WRITTEN EXERCISE ::
Reproduce every entry exactly as shown.

======== DATA LISTING

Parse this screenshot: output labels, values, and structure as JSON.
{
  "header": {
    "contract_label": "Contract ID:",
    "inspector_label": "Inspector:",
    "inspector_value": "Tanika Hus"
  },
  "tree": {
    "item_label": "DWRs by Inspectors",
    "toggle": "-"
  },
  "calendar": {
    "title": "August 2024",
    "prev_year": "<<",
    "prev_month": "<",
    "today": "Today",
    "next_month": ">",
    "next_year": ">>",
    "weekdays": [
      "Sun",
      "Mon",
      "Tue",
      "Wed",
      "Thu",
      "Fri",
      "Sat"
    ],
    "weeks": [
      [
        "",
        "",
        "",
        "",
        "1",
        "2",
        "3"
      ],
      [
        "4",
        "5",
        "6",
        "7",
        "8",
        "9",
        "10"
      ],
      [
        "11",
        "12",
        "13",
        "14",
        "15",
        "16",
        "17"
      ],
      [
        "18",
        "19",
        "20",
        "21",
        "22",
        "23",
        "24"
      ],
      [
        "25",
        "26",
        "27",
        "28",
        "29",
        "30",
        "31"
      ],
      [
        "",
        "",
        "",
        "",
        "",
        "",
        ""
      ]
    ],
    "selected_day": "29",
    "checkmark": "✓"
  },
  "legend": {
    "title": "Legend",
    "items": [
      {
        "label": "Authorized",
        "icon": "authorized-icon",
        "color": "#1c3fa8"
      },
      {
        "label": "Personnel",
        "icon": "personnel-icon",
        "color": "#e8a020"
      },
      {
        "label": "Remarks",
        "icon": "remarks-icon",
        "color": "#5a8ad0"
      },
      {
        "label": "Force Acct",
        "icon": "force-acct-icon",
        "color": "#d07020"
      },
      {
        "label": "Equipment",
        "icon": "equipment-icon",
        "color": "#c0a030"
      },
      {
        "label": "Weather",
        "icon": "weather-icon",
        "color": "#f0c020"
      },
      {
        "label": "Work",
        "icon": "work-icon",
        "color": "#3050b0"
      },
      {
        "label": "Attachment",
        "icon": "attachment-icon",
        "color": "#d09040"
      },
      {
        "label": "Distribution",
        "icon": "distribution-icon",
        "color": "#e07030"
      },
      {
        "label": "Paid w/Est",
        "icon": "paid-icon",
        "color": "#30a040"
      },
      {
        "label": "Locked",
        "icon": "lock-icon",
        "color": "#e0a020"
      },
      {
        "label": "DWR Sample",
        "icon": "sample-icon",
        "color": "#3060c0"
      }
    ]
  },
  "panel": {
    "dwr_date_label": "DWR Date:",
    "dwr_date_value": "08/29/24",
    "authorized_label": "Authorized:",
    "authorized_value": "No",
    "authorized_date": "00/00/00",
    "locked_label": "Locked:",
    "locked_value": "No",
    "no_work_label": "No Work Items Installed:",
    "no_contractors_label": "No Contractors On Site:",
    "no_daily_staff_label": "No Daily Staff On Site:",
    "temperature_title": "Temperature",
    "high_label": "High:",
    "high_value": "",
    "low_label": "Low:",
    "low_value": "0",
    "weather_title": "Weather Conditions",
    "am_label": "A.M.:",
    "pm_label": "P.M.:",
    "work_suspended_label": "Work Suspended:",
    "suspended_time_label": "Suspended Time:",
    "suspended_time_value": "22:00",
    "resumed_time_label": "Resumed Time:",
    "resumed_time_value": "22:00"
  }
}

================

ANSWER TO THE TASK ::
Parse this screenshot: output labels, values, and structure as JSON.
{
  "header": {
    "contract_label": "Contract ID:",
    "inspector_label": "Inspector:",
    "inspector_value": "Tanika Hus"
  },
  "tree": {
    "item_label": "DWRs by Inspectors",
    "toggle": "-"
  },
  "calendar": {
    "title": "August 2024",
    "prev_year": "<<",
    "prev_month": "<",
    "today": "Today",
    "next_month": ">",
    "next_year": ">>",
    "weekdays": [
      "Sun",
      "Mon",
      "Tue",
      "Wed",
      "Thu",
      "Fri",
      "Sat"
    ],
    "weeks": [
      [
        "",
        "",
        "",
        "",
        "1",
        "2",
        "3"
      ],
      [
        "4",
        "5",
        "6",
        "7",
        "8",
        "9",
        "10"
      ],
      [
        "11",
        "12",
        "13",
        "14",
        "15",
        "16",
        "17"
      ],
      [
        "18",
        "19",
        "20",
        "21",
        "22",
        "23",
        "24"
      ],
      [
        "25",
        "26",
        "27",
        "28",
        "29",
        "30",
        "31"
      ],
      [
        "",
        "",
        "",
        "",
        "",
        "",
        ""
      ]
    ],
    "selected_day": "29",
    "checkmark": "✓"
  },
  "legend": {
    "title": "Legend",
    "items": [
      {
        "label": "Authorized",
        "icon": "authorized-icon",
        "color": "#1c3fa8"
      },
      {
        "label": "Personnel",
        "icon": "personnel-icon",
        "color": "#e8a020"
      },
      {
        "label": "Remarks",
        "icon": "remarks-icon",
        "color": "#5a8ad0"
      },
      {
        "label": "Force Acct",
        "icon": "force-acct-icon",
        "color": "#d07020"
      },
      {
        "label": "Equipment",
        "icon": "equipment-icon",
        "color": "#c0a030"
      },
      {
        "label": "Weather",
        "icon": "weather-icon",
        "color": "#f0c020"
      },
      {
        "label": "Work",
        "icon": "work-icon",
        "color": "#3050b0"
      },
      {
        "label": "Attachment",
        "icon": "attachment-icon",
        "color": "#d09040"
      },
      {
        "label": "Distribution",
        "icon": "distribution-icon",
        "color": "#e07030"
      },
      {
        "label": "Paid w/Est",
        "icon": "paid-icon",
        "color": "#30a040"
      },
      {
        "label": "Locked",
        "icon": "lock-icon",
        "color": "#e0a020"
      },
      {
        "label": "DWR Sample",
        "icon": "sample-icon",
        "color": "#3060c0"
      }
    ]
  },
  "panel": {
    "dwr_date_label": "DWR Date:",
    "dwr_date_value": "08/29/24",
    "authorized_label": "Authorized:",
    "authorized_value": "No",
    "authorized_date": "00/00/00",
    "locked_label": "Locked:",
    "locked_value": "No",
    "no_work_label": "No Work Items Installed:",
    "no_contractors_label": "No Contractors On Site:",
    "no_daily_staff_label": "No Daily Staff On Site:",
    "temperature_title": "Temperature",
    "high_label": "High:",
    "high_value": "",
    "low_label": "Low:",
    "low_value": "0",
    "weather_title": "Weather Conditions",
    "am_label": "A.M.:",
    "pm_label": "P.M.:",
    "work_suspended_label": "Work Suspended:",
    "suspended_time_label": "Suspended Time:",
    "suspended_time_value": "22:00",
    "resumed_time_label": "Resumed Time:",
    "resumed_time_value": "22:00"
  }
}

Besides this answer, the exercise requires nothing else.